## START SELECTED EXTRACT

Re: Question: how understand the raid profile of a btrfs filesystem

[Date Prev][Date Next][Thread Prev][Thread Next][Date Index][Thread Index]

 



On Sat, Mar 21, 2020 at 10:55:32AM +0100, Goffredo Baroncelli wrote:
> On 3/21/20 4:29 AM, Zygo Blaxell wrote:
> > On Fri, Mar 20, 2020 at 06:56:38PM +0100, Goffredo Baroncelli wrote:
> > > Hi all,
> > > 
> > > for a btrfs filesystem, how an user can understand which is the {data,mmetadata,system} [raid] profile in use ? E.g. the next chunk which profile will have ?
> > 
> > It's the profile used by the highest-numbered block group for the
> > allocation type (one for data, one for metadata/system).  There
> > are two profiles to consider, one for data and one for metadata.
> > 'btrfs fi df', 'btrfs fi us', or 'btrfs dev usage' will all indicate
> > which profiles these are.
> > 
> 
> What do you think as "highest-numbered block group", the value in the "offset" filed.

Objectid field (the offset field is the size for block group items).

> If so it doesn't make sense because it could be relocated easily.

Relocation will create a new block group with the filesystem's current
profile, which is the conversion target profile if present (all conversion
is relocation), but some other profile in use on the filesystem otherwise.

> Anyway what are you describing is not what I saw. In the test above
> I create a raid5 filesystem, filled 1 chunk at 100% and a second chunk
> for few MB. Then I convert the most empty chunk as single. 

OK, I was missing some details:  At mount time all the block group items
are read in order, and each one adjusts the allocator profile bits for
the entire filesystem.  The last block group is the one that has the
*most influence* over the profile when no conversion is running, but
doesn't set the profile alone.

If there is a partial conversion, then the behavior changes as you note.

When a conversion is active, the conversion target profile overrides
everything else.  That is how you can get a single block group on a
filesystem that is entirely raid5.

So...TL;DR if you're not running a conversion, the next block group will
use some RAID profile already present on the filesystem, and it may not
be the one you want it to be.

> Then I fill
> the last chunk (the single one) and force to create a new chunk. What
> I saw is that the new chunk is raid5 mode.
> 
> $ sudo mkfs.btrfs -draid5  /dev/loop[012]
> $ dd if=/dev/zero of=t/file-2.128gb_5 bs=1M count=$((2024+128)) # fill two chunk raid 5
> $ sudo btrfs fi du t/. # see what is the situation
> [...]
> Data,RAID5: Size:4.00GiB, Used:2.10GiB (52.57%)

## END SELECTED EXTRACT
## START ROWS

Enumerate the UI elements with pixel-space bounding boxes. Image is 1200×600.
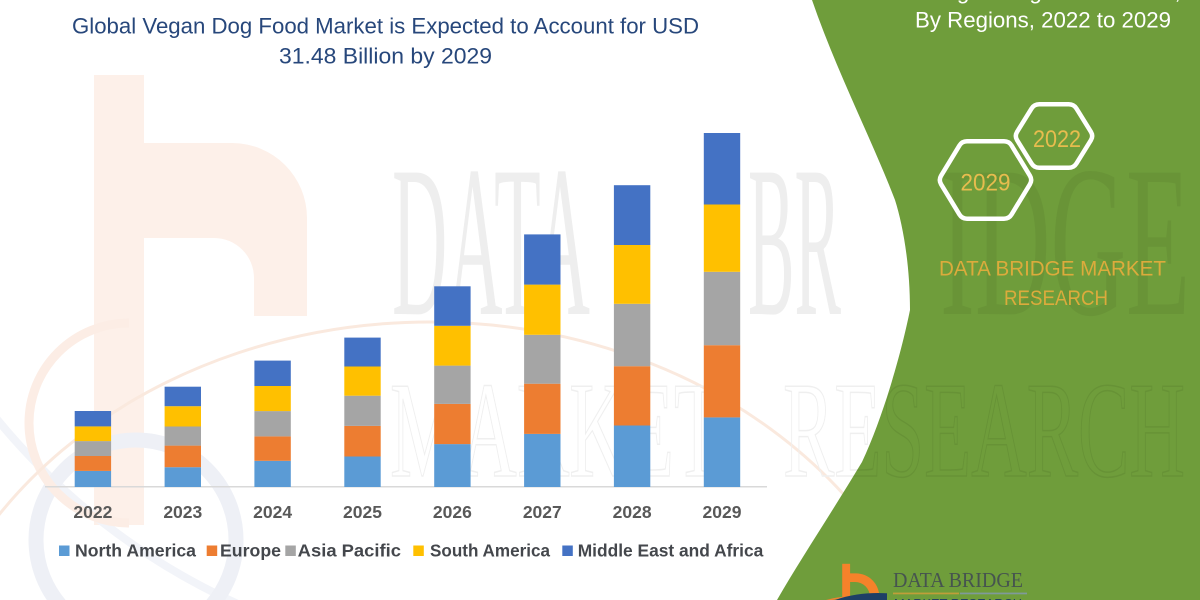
svg-text:2029: 2029: [961, 170, 1011, 197]
svg-text:31.48 Billion by 2029: 31.48 Billion by 2029: [279, 44, 492, 69]
svg-text:2027: 2027: [523, 502, 562, 522]
svg-text:Middle East and Africa: Middle East and Africa: [578, 541, 764, 561]
svg-text:Global Vegan Dog Food Market,: Global Vegan Dog Food Market,: [859, 0, 1180, 4]
svg-text:2028: 2028: [613, 502, 652, 522]
svg-text:IDGE: IDGE: [940, 122, 1190, 361]
svg-text:South America: South America: [430, 541, 550, 561]
svg-text:2022: 2022: [1033, 126, 1081, 153]
svg-text:Global Vegan Dog Food Market i: Global Vegan Dog Food Market is Expected…: [72, 14, 699, 39]
svg-text:RESEARCH: RESEARCH: [1004, 286, 1108, 310]
svg-text:2029: 2029: [703, 502, 742, 522]
svg-text:North America: North America: [75, 541, 196, 561]
svg-text:BR: BR: [748, 122, 841, 361]
svg-text:Asia Pacific: Asia Pacific: [298, 541, 402, 561]
svg-text:2023: 2023: [163, 502, 202, 522]
svg-text:MARKET RESEARCH: MARKET RESEARCH: [894, 597, 1022, 600]
svg-text:By Regions, 2022 to 2029: By Regions, 2022 to 2029: [915, 8, 1171, 33]
svg-text:Europe: Europe: [220, 541, 281, 561]
svg-text:2022: 2022: [73, 502, 112, 522]
svg-text:2026: 2026: [433, 502, 472, 522]
svg-text:2024: 2024: [253, 502, 292, 522]
svg-text:DATA BRIDGE: DATA BRIDGE: [893, 568, 1023, 592]
svg-text:2025: 2025: [343, 502, 382, 522]
svg-text:DATA BRIDGE MARKET: DATA BRIDGE MARKET: [939, 257, 1166, 281]
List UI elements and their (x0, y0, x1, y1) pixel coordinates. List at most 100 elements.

## END ROWS

• TASK LIST:
1 – From the btrfs profile thread, repeat the passage starting at "When a conversion" and ending at "is entirely raid5.", swapping "raid5" for "raid6".
2 – List every command that the btrfs profile thread says will show which profiles are in use.

• ANSWERS TO THE TASKS:
1 –
When a conversion is active, the conversion target profile overrides
everything else.  That is how you can get a single block group on a
filesystem that is entirely raid6.

2 –
- btrfs fi df
- btrfs fi us
- btrfs dev usage